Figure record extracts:
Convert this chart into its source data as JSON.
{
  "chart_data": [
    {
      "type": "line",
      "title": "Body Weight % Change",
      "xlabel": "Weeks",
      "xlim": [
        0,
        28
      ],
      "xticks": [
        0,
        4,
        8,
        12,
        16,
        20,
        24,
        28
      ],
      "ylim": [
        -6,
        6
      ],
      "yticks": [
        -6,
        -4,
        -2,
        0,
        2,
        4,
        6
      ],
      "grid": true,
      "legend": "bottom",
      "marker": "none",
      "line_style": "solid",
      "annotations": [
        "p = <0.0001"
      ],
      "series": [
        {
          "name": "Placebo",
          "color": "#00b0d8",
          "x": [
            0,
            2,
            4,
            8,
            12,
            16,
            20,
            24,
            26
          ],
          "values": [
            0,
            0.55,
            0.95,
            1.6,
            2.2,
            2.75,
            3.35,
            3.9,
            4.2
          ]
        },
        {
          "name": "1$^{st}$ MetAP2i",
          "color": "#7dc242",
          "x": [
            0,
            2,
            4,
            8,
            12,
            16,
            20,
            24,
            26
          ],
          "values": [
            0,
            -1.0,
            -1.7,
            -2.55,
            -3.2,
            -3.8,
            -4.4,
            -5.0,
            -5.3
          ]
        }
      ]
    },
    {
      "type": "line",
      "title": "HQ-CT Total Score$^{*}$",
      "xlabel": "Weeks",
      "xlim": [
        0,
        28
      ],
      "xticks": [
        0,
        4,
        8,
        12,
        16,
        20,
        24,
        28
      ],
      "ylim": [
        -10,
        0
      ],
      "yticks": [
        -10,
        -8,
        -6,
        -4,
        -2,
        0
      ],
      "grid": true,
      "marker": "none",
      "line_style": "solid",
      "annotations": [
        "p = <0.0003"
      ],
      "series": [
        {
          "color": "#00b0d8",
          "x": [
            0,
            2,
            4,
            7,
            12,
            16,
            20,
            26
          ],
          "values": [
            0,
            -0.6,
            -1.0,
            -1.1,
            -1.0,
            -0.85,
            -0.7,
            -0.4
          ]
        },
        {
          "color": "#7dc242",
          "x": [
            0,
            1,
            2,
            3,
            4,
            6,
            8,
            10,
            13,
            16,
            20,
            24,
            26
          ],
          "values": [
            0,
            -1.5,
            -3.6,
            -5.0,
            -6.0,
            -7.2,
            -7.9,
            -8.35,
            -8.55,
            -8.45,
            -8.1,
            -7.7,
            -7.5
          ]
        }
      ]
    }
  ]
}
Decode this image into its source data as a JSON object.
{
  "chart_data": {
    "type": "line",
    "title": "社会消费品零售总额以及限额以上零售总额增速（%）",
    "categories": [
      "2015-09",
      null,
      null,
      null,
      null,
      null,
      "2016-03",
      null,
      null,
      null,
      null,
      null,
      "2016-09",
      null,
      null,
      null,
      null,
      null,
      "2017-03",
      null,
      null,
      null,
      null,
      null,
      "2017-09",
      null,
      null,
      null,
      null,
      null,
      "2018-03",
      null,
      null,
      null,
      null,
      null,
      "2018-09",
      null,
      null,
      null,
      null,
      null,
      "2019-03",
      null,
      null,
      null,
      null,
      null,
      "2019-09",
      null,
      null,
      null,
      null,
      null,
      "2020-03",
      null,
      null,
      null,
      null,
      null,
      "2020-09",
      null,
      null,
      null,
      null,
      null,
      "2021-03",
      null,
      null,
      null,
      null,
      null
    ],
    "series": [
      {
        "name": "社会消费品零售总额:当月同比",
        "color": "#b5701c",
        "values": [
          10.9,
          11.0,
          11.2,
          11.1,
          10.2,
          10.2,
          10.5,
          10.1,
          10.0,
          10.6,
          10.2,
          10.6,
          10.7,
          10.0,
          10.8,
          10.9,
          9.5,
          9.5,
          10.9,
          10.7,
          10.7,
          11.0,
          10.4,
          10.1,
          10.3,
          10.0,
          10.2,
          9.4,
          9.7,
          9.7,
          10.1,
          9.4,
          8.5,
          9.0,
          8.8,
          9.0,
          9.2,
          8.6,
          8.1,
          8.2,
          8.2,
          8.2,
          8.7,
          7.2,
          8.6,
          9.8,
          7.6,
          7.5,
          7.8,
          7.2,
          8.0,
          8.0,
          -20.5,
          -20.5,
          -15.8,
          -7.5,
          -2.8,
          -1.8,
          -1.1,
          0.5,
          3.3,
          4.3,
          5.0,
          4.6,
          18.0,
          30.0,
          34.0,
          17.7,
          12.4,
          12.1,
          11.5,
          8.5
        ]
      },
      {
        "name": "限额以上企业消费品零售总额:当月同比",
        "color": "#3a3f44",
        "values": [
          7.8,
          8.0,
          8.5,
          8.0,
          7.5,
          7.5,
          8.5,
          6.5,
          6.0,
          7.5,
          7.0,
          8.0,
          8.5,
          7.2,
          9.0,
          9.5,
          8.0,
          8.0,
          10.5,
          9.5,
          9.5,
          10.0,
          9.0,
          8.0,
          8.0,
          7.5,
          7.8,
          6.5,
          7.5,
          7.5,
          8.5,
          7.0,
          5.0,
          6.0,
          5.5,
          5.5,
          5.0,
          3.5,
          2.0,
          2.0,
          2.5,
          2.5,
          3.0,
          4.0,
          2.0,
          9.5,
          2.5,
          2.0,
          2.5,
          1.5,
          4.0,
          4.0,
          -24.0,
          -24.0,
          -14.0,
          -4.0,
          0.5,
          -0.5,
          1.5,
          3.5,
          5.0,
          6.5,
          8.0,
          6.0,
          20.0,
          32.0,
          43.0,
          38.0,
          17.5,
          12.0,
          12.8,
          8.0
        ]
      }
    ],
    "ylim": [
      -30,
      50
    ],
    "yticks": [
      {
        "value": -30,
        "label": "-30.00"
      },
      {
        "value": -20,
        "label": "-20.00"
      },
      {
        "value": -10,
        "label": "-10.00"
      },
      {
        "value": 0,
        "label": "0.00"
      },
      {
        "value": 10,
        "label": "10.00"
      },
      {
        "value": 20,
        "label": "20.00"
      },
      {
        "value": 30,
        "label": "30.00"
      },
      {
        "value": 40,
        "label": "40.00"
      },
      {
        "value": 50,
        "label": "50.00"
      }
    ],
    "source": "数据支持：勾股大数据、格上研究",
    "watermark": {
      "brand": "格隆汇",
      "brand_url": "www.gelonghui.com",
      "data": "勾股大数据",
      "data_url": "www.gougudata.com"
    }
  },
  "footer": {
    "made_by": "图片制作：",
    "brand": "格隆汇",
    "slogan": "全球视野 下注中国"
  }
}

> [Work to do] Repeat every line of the material exactly as given.

> [Result for this task]
Convert this chart into its source data as JSON.
{
  "chart_data": [
    {
      "type": "line",
      "title": "Body Weight % Change",
      "xlabel": "Weeks",
      "xlim": [
        0,
        28
      ],
      "xticks": [
        0,
        4,
        8,
        12,
        16,
        20,
        24,
        28
      ],
      "ylim": [
        -6,
        6
      ],
      "yticks": [
        -6,
        -4,
        -2,
        0,
        2,
        4,
        6
      ],
      "grid": true,
      "legend": "bottom",
      "marker": "none",
      "line_style": "solid",
      "annotations": [
        "p = <0.0001"
      ],
      "series": [
        {
          "name": "Placebo",
          "color": "#00b0d8",
          "x": [
            0,
            2,
            4,
            8,
            12,
            16,
            20,
            24,
            26
          ],
          "values": [
            0,
            0.55,
            0.95,
            1.6,
            2.2,
            2.75,
            3.35,
            3.9,
            4.2
          ]
        },
        {
          "name": "1$^{st}$ MetAP2i",
          "color": "#7dc242",
          "x": [
            0,
            2,
            4,
            8,
            12,
            16,
            20,
            24,
            26
          ],
          "values": [
            0,
            -1.0,
            -1.7,
            -2.55,
            -3.2,
            -3.8,
            -4.4,
            -5.0,
            -5.3
          ]
        }
      ]
    },
    {
      "type": "line",
      "title": "HQ-CT Total Score$^{*}$",
      "xlabel": "Weeks",
      "xlim": [
        0,
        28
      ],
      "xticks": [
        0,
        4,
        8,
        12,
        16,
        20,
        24,
        28
      ],
      "ylim": [
        -10,
        0
      ],
      "yticks": [
        -10,
        -8,
        -6,
        -4,
        -2,
        0
      ],
      "grid": true,
      "marker": "none",
      "line_style": "solid",
      "annotations": [
        "p = <0.0003"
      ],
      "series": [
        {
          "color": "#00b0d8",
          "x": [
            0,
            2,
            4,
            7,
            12,
            16,
            20,
            26
          ],
          "values": [
            0,
            -0.6,
            -1.0,
            -1.1,
            -1.0,
            -0.85,
            -0.7,
            -0.4
          ]
        },
        {
          "color": "#7dc242",
          "x": [
            0,
            1,
            2,
            3,
            4,
            6,
            8,
            10,
            13,
            16,
            20,
            24,
            26
          ],
          "values": [
            0,
            -1.5,
            -3.6,
            -5.0,
            -6.0,
            -7.2,
            -7.9,
            -8.35,
            -8.55,
            -8.45,
            -8.1,
            -7.7,
            -7.5
          ]
        }
      ]
    }
  ]
}
Decode this image into its source data as a JSON object.
{
  "chart_data": {
    "type": "line",
    "title": "社会消费品零售总额以及限额以上零售总额增速（%）",
    "categories": [
      "2015-09",
      null,
      null,
      null,
      null,
      null,
      "2016-03",
      null,
      null,
      null,
      null,
      null,
      "2016-09",
      null,
      null,
      null,
      null,
      null,
      "2017-03",
      null,
      null,
      null,
      null,
      null,
      "2017-09",
      null,
      null,
      null,
      null,
      null,
      "2018-03",
      null,
      null,
      null,
      null,
      null,
      "2018-09",
      null,
      null,
      null,
      null,
      null,
      "2019-03",
      null,
      null,
      null,
      null,
      null,
      "2019-09",
      null,
      null,
      null,
      null,
      null,
      "2020-03",
      null,
      null,
      null,
      null,
      null,
      "2020-09",
      null,
      null,
      null,
      null,
      null,
      "2021-03",
      null,
      null,
      null,
      null,
      null
    ],
    "series": [
      {
        "name": "社会消费品零售总额:当月同比",
        "color": "#b5701c",
        "values": [
          10.9,
          11.0,
          11.2,
          11.1,
          10.2,
          10.2,
          10.5,
          10.1,
          10.0,
          10.6,
          10.2,
          10.6,
          10.7,
          10.0,
          10.8,
          10.9,
          9.5,
          9.5,
          10.9,
          10.7,
          10.7,
          11.0,
          10.4,
          10.1,
          10.3,
          10.0,
          10.2,
          9.4,
          9.7,
          9.7,
          10.1,
          9.4,
          8.5,
          9.0,
          8.8,
          9.0,
          9.2,
          8.6,
          8.1,
          8.2,
          8.2,
          8.2,
          8.7,
          7.2,
          8.6,
          9.8,
          7.6,
          7.5,
          7.8,
          7.2,
          8.0,
          8.0,
          -20.5,
          -20.5,
          -15.8,
          -7.5,
          -2.8,
          -1.8,
          -1.1,
          0.5,
          3.3,
          4.3,
          5.0,
          4.6,
          18.0,
          30.0,
          34.0,
          17.7,
          12.4,
          12.1,
          11.5,
          8.5
        ]
      },
      {
        "name": "限额以上企业消费品零售总额:当月同比",
        "color": "#3a3f44",
        "values": [
          7.8,
          8.0,
          8.5,
          8.0,
          7.5,
          7.5,
          8.5,
          6.5,
          6.0,
          7.5,
          7.0,
          8.0,
          8.5,
          7.2,
          9.0,
          9.5,
          8.0,
          8.0,
          10.5,
          9.5,
          9.5,
          10.0,
          9.0,
          8.0,
          8.0,
          7.5,
          7.8,
          6.5,
          7.5,
          7.5,
          8.5,
          7.0,
          5.0,
          6.0,
          5.5,
          5.5,
          5.0,
          3.5,
          2.0,
          2.0,
          2.5,
          2.5,
          3.0,
          4.0,
          2.0,
          9.5,
          2.5,
          2.0,
          2.5,
          1.5,
          4.0,
          4.0,
          -24.0,
          -24.0,
          -14.0,
          -4.0,
          0.5,
          -0.5,
          1.5,
          3.5,
          5.0,
          6.5,
          8.0,
          6.0,
          20.0,
          32.0,
          43.0,
          38.0,
          17.5,
          12.0,
          12.8,
          8.0
        ]
      }
    ],
    "ylim": [
      -30,
      50
    ],
    "yticks": [
      {
        "value": -30,
        "label": "-30.00"
      },
      {
        "value": -20,
        "label": "-20.00"
      },
      {
        "value": -10,
        "label": "-10.00"
      },
      {
        "value": 0,
        "label": "0.00"
      },
      {
        "value": 10,
        "label": "10.00"
      },
      {
        "value": 20,
        "label": "20.00"
      },
      {
        "value": 30,
        "label": "30.00"
      },
      {
        "value": 40,
        "label": "40.00"
      },
      {
        "value": 50,
        "label": "50.00"
      }
    ],
    "source": "数据支持：勾股大数据、格上研究",
    "watermark": {
      "brand": "格隆汇",
      "brand_url": "www.gelonghui.com",
      "data": "勾股大数据",
      "data_url": "www.gougudata.com"
    }
  },
  "footer": {
    "made_by": "图片制作：",
    "brand": "格隆汇",
    "slogan": "全球视野 下注中国"
  }
}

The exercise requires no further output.